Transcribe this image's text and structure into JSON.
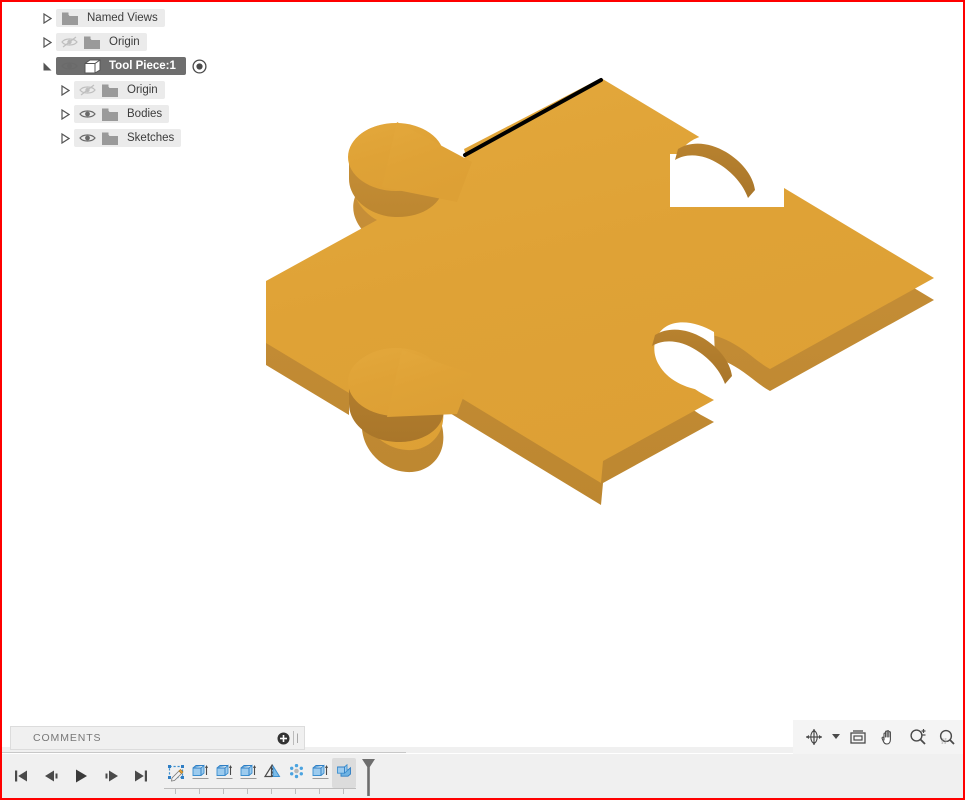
{
  "app": {
    "accent_red": "#ff0000",
    "model_color": "#e0a338",
    "model_side_color": "#c79036",
    "highlight_edge_color": "#000000",
    "viewport_background": "#ffffff",
    "panel_background": "#f0f0f0",
    "row_background": "#ebebeb",
    "selection_background": "#6e6e6e"
  },
  "browser": {
    "items": [
      {
        "label": "Named Views",
        "icon": "folder-icon",
        "expander": "collapsed-arrow-icon",
        "indent": 0,
        "has_eye": false,
        "eye": "none",
        "selected": false,
        "has_target": false
      },
      {
        "label": "Origin",
        "icon": "folder-icon",
        "expander": "collapsed-arrow-icon",
        "indent": 0,
        "has_eye": true,
        "eye": "eye-hidden-icon",
        "selected": false,
        "has_target": false
      },
      {
        "label": "Tool Piece:1",
        "icon": "component-icon",
        "expander": "expanded-arrow-icon",
        "indent": 0,
        "has_eye": true,
        "eye": "eye-visible-icon",
        "selected": true,
        "has_target": true
      },
      {
        "label": "Origin",
        "icon": "folder-icon",
        "expander": "collapsed-arrow-icon",
        "indent": 1,
        "has_eye": true,
        "eye": "eye-hidden-icon",
        "selected": false,
        "has_target": false
      },
      {
        "label": "Bodies",
        "icon": "folder-icon",
        "expander": "collapsed-arrow-icon",
        "indent": 1,
        "has_eye": true,
        "eye": "eye-visible-icon",
        "selected": false,
        "has_target": false
      },
      {
        "label": "Sketches",
        "icon": "folder-icon",
        "expander": "collapsed-arrow-icon",
        "indent": 1,
        "has_eye": true,
        "eye": "eye-visible-icon",
        "selected": false,
        "has_target": false
      }
    ]
  },
  "comments": {
    "title": "COMMENTS",
    "add_label": "+",
    "add_icon": "plus-circle-icon",
    "grip_icon": "resize-grip-icon"
  },
  "timeline": {
    "playback": [
      {
        "name": "go-to-beginning-button",
        "icon": "skip-to-start-icon"
      },
      {
        "name": "step-backward-button",
        "icon": "step-back-icon"
      },
      {
        "name": "play-button",
        "icon": "play-icon"
      },
      {
        "name": "step-forward-button",
        "icon": "step-forward-icon"
      },
      {
        "name": "go-to-end-button",
        "icon": "skip-to-end-icon"
      }
    ],
    "features": [
      {
        "name": "timeline-item-sketch",
        "icon": "sketch-icon",
        "label": "Sketch",
        "active": false
      },
      {
        "name": "timeline-item-extrude-1",
        "icon": "extrude-icon",
        "label": "Extrude",
        "active": false
      },
      {
        "name": "timeline-item-extrude-2",
        "icon": "extrude-icon",
        "label": "Extrude",
        "active": false
      },
      {
        "name": "timeline-item-extrude-3",
        "icon": "extrude-icon",
        "label": "Extrude",
        "active": false
      },
      {
        "name": "timeline-item-mirror",
        "icon": "mirror-icon",
        "label": "Mirror",
        "active": false
      },
      {
        "name": "timeline-item-circular-pattern",
        "icon": "circular-pattern-icon",
        "label": "Circular Pattern",
        "active": false
      },
      {
        "name": "timeline-item-extrude-4",
        "icon": "extrude-icon",
        "label": "Extrude",
        "active": false
      },
      {
        "name": "timeline-item-combine",
        "icon": "combine-icon",
        "label": "Combine",
        "active": true
      }
    ],
    "end_marker": {
      "name": "timeline-end-marker",
      "icon": "timeline-marker-icon"
    }
  },
  "navbar": {
    "buttons": [
      {
        "name": "orbit-button",
        "icon": "orbit-icon",
        "has_caret": true
      },
      {
        "name": "look-at-button",
        "icon": "look-at-icon",
        "has_caret": false
      },
      {
        "name": "pan-button",
        "icon": "pan-hand-icon",
        "has_caret": false
      },
      {
        "name": "zoom-button",
        "icon": "zoom-icon",
        "has_caret": false
      },
      {
        "name": "fit-button",
        "icon": "fit-icon",
        "has_caret": false
      }
    ]
  },
  "model": {
    "name": "puzzle-piece-body",
    "description": "Isometric extruded jigsaw puzzle piece",
    "selected_edge": "top-right-upper-edge"
  }
}
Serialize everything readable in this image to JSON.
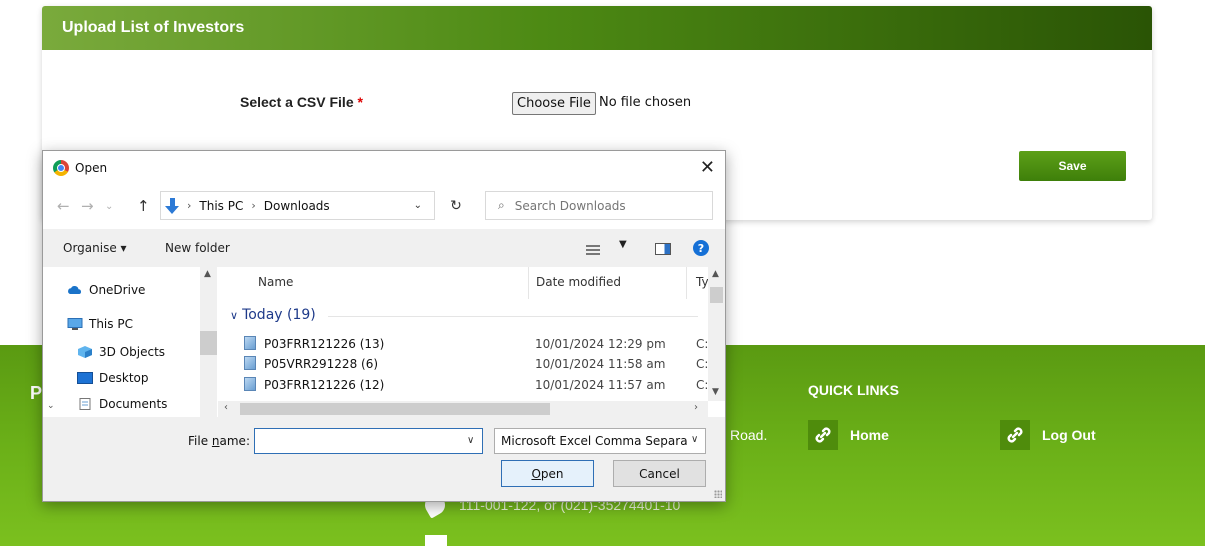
{
  "card": {
    "title": "Upload List of Investors",
    "field_label": "Select a CSV File",
    "required_mark": "*",
    "choose_file_label": "Choose File",
    "file_status": "No file chosen",
    "save_label": "Save"
  },
  "footer": {
    "partial_heading": "P",
    "address_tail": "Road.",
    "quick_links_title": "QUICK LINKS",
    "links": [
      {
        "label": "Home",
        "icon": "link-icon"
      },
      {
        "label": "Log Out",
        "icon": "link-icon"
      }
    ],
    "phone": "111-001-122, or (021)-35274401-10"
  },
  "dialog": {
    "title": "Open",
    "close_glyph": "✕",
    "path": [
      "This PC",
      "Downloads"
    ],
    "search_placeholder": "Search Downloads",
    "toolbar": {
      "organise": "Organise ▾",
      "new_folder": "New folder",
      "help": "?"
    },
    "nav_items": [
      {
        "label": "OneDrive",
        "icon": "onedrive-icon"
      },
      {
        "label": "This PC",
        "icon": "computer-icon"
      },
      {
        "label": "3D Objects",
        "icon": "cube-icon"
      },
      {
        "label": "Desktop",
        "icon": "desktop-icon"
      },
      {
        "label": "Documents",
        "icon": "documents-icon"
      }
    ],
    "columns": {
      "name": "Name",
      "date": "Date modified",
      "type": "Ty"
    },
    "group_label": "Today (19)",
    "files": [
      {
        "name": "P03FRR121226 (13)",
        "date": "10/01/2024 12:29 pm",
        "type": "C:"
      },
      {
        "name": "P05VRR291228 (6)",
        "date": "10/01/2024 11:58 am",
        "type": "C:"
      },
      {
        "name": "P03FRR121226 (12)",
        "date": "10/01/2024 11:57 am",
        "type": "C:"
      }
    ],
    "file_name_label_pre": "File ",
    "file_name_label_u": "n",
    "file_name_label_post": "ame:",
    "file_name_value": "",
    "file_type": "Microsoft Excel Comma Separa",
    "open_label_u": "O",
    "open_label_rest": "pen",
    "cancel_label": "Cancel"
  },
  "colors": {
    "accent_green": "#4d8a14",
    "footer_green": "#6bb018",
    "dialog_blue": "#2f6fb5"
  }
}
---------------
» Problem details
All records above are to be printed exactly, minus the pictures they contain.

» Completed exercise
Transcribe this image's text and structure into JSON.
{
  "app": {
    "accent_red": "#ff0000",
    "model_color": "#e0a338",
    "model_side_color": "#c79036",
    "highlight_edge_color": "#000000",
    "viewport_background": "#ffffff",
    "panel_background": "#f0f0f0",
    "row_background": "#ebebeb",
    "selection_background": "#6e6e6e"
  },
  "browser": {
    "items": [
      {
        "label": "Named Views",
        "icon": "folder-icon",
        "expander": "collapsed-arrow-icon",
        "indent": 0,
        "has_eye": false,
        "eye": "none",
        "selected": false,
        "has_target": false
      },
      {
        "label": "Origin",
        "icon": "folder-icon",
        "expander": "collapsed-arrow-icon",
        "indent": 0,
        "has_eye": true,
        "eye": "eye-hidden-icon",
        "selected": false,
        "has_target": false
      },
      {
        "label": "Tool Piece:1",
        "icon": "component-icon",
        "expander": "expanded-arrow-icon",
        "indent": 0,
        "has_eye": true,
        "eye": "eye-visible-icon",
        "selected": true,
        "has_target": true
      },
      {
        "label": "Origin",
        "icon": "folder-icon",
        "expander": "collapsed-arrow-icon",
        "indent": 1,
        "has_eye": true,
        "eye": "eye-hidden-icon",
        "selected": false,
        "has_target": false
      },
      {
        "label": "Bodies",
        "icon": "folder-icon",
        "expander": "collapsed-arrow-icon",
        "indent": 1,
        "has_eye": true,
        "eye": "eye-visible-icon",
        "selected": false,
        "has_target": false
      },
      {
        "label": "Sketches",
        "icon": "folder-icon",
        "expander": "collapsed-arrow-icon",
        "indent": 1,
        "has_eye": true,
        "eye": "eye-visible-icon",
        "selected": false,
        "has_target": false
      }
    ]
  },
  "comments": {
    "title": "COMMENTS",
    "add_label": "+",
    "add_icon": "plus-circle-icon",
    "grip_icon": "resize-grip-icon"
  },
  "timeline": {
    "playback": [
      {
        "name": "go-to-beginning-button",
        "icon": "skip-to-start-icon"
      },
      {
        "name": "step-backward-button",
        "icon": "step-back-icon"
      },
      {
        "name": "play-button",
        "icon": "play-icon"
      },
      {
        "name": "step-forward-button",
        "icon": "step-forward-icon"
      },
      {
        "name": "go-to-end-button",
        "icon": "skip-to-end-icon"
      }
    ],
    "features": [
      {
        "name": "timeline-item-sketch",
        "icon": "sketch-icon",
        "label": "Sketch",
        "active": false
      },
      {
        "name": "timeline-item-extrude-1",
        "icon": "extrude-icon",
        "label": "Extrude",
        "active": false
      },
      {
        "name": "timeline-item-extrude-2",
        "icon": "extrude-icon",
        "label": "Extrude",
        "active": false
      },
      {
        "name": "timeline-item-extrude-3",
        "icon": "extrude-icon",
        "label": "Extrude",
        "active": false
      },
      {
        "name": "timeline-item-mirror",
        "icon": "mirror-icon",
        "label": "Mirror",
        "active": false
      },
      {
        "name": "timeline-item-circular-pattern",
        "icon": "circular-pattern-icon",
        "label": "Circular Pattern",
        "active": false
      },
      {
        "name": "timeline-item-extrude-4",
        "icon": "extrude-icon",
        "label": "Extrude",
        "active": false
      },
      {
        "name": "timeline-item-combine",
        "icon": "combine-icon",
        "label": "Combine",
        "active": true
      }
    ],
    "end_marker": {
      "name": "timeline-end-marker",
      "icon": "timeline-marker-icon"
    }
  },
  "navbar": {
    "buttons": [
      {
        "name": "orbit-button",
        "icon": "orbit-icon",
        "has_caret": true
      },
      {
        "name": "look-at-button",
        "icon": "look-at-icon",
        "has_caret": false
      },
      {
        "name": "pan-button",
        "icon": "pan-hand-icon",
        "has_caret": false
      },
      {
        "name": "zoom-button",
        "icon": "zoom-icon",
        "has_caret": false
      },
      {
        "name": "fit-button",
        "icon": "fit-icon",
        "has_caret": false
      }
    ]
  },
  "model": {
    "name": "puzzle-piece-body",
    "description": "Isometric extruded jigsaw puzzle piece",
    "selected_edge": "top-right-upper-edge"
  }
}
Serialize everything readable in this image to JSON.
{
  "card": {
    "title": "Upload List of Investors",
    "field_label": "Select a CSV File",
    "required_mark": "*",
    "choose_file_label": "Choose File",
    "file_status": "No file chosen",
    "save_label": "Save"
  },
  "footer": {
    "partial_heading": "P",
    "address_tail": "Road.",
    "quick_links_title": "QUICK LINKS",
    "links": [
      {
        "label": "Home",
        "icon": "link-icon"
      },
      {
        "label": "Log Out",
        "icon": "link-icon"
      }
    ],
    "phone": "111-001-122, or (021)-35274401-10"
  },
  "dialog": {
    "title": "Open",
    "close_glyph": "✕",
    "path": [
      "This PC",
      "Downloads"
    ],
    "search_placeholder": "Search Downloads",
    "toolbar": {
      "organise": "Organise ▾",
      "new_folder": "New folder",
      "help": "?"
    },
    "nav_items": [
      {
        "label": "OneDrive",
        "icon": "onedrive-icon"
      },
      {
        "label": "This PC",
        "icon": "computer-icon"
      },
      {
        "label": "3D Objects",
        "icon": "cube-icon"
      },
      {
        "label": "Desktop",
        "icon": "desktop-icon"
      },
      {
        "label": "Documents",
        "icon": "documents-icon"
      }
    ],
    "columns": {
      "name": "Name",
      "date": "Date modified",
      "type": "Ty"
    },
    "group_label": "Today (19)",
    "files": [
      {
        "name": "P03FRR121226 (13)",
        "date": "10/01/2024 12:29 pm",
        "type": "C:"
      },
      {
        "name": "P05VRR291228 (6)",
        "date": "10/01/2024 11:58 am",
        "type": "C:"
      },
      {
        "name": "P03FRR121226 (12)",
        "date": "10/01/2024 11:57 am",
        "type": "C:"
      }
    ],
    "file_name_label_pre": "File ",
    "file_name_label_u": "n",
    "file_name_label_post": "ame:",
    "file_name_value": "",
    "file_type": "Microsoft Excel Comma Separa",
    "open_label_u": "O",
    "open_label_rest": "pen",
    "cancel_label": "Cancel"
  },
  "colors": {
    "accent_green": "#4d8a14",
    "footer_green": "#6bb018",
    "dialog_blue": "#2f6fb5"
  }
}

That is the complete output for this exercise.